[Records from a dataset]
============
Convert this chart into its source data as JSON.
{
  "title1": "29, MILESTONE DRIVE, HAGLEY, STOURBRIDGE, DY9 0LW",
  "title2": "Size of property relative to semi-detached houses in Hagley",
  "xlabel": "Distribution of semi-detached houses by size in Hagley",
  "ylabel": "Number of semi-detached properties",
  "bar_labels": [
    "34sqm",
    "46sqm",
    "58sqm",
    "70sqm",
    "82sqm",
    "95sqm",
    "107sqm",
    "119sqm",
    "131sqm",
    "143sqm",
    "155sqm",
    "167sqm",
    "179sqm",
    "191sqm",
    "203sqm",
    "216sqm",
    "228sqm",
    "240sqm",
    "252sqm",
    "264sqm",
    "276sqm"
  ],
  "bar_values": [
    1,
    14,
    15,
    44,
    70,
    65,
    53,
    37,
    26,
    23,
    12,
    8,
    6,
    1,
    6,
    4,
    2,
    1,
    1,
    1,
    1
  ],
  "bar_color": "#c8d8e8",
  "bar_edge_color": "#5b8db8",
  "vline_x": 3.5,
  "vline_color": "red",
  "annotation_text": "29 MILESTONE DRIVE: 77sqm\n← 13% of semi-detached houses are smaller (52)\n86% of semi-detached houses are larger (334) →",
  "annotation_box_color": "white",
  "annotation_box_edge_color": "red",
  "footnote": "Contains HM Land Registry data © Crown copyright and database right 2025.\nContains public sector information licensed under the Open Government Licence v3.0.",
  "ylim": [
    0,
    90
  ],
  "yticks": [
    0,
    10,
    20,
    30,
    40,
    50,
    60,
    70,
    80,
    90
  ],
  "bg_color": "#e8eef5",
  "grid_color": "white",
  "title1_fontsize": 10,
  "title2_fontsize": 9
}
============
**PROMPT:** Make an exact copy of all the data.

**TASK RESPONSE:**
Convert this chart into its source data as JSON.
{
  "title1": "29, MILESTONE DRIVE, HAGLEY, STOURBRIDGE, DY9 0LW",
  "title2": "Size of property relative to semi-detached houses in Hagley",
  "xlabel": "Distribution of semi-detached houses by size in Hagley",
  "ylabel": "Number of semi-detached properties",
  "bar_labels": [
    "34sqm",
    "46sqm",
    "58sqm",
    "70sqm",
    "82sqm",
    "95sqm",
    "107sqm",
    "119sqm",
    "131sqm",
    "143sqm",
    "155sqm",
    "167sqm",
    "179sqm",
    "191sqm",
    "203sqm",
    "216sqm",
    "228sqm",
    "240sqm",
    "252sqm",
    "264sqm",
    "276sqm"
  ],
  "bar_values": [
    1,
    14,
    15,
    44,
    70,
    65,
    53,
    37,
    26,
    23,
    12,
    8,
    6,
    1,
    6,
    4,
    2,
    1,
    1,
    1,
    1
  ],
  "bar_color": "#c8d8e8",
  "bar_edge_color": "#5b8db8",
  "vline_x": 3.5,
  "vline_color": "red",
  "annotation_text": "29 MILESTONE DRIVE: 77sqm\n← 13% of semi-detached houses are smaller (52)\n86% of semi-detached houses are larger (334) →",
  "annotation_box_color": "white",
  "annotation_box_edge_color": "red",
  "footnote": "Contains HM Land Registry data © Crown copyright and database right 2025.\nContains public sector information licensed under the Open Government Licence v3.0.",
  "ylim": [
    0,
    90
  ],
  "yticks": [
    0,
    10,
    20,
    30,
    40,
    50,
    60,
    70,
    80,
    90
  ],
  "bg_color": "#e8eef5",
  "grid_color": "white",
  "title1_fontsize": 10,
  "title2_fontsize": 9
}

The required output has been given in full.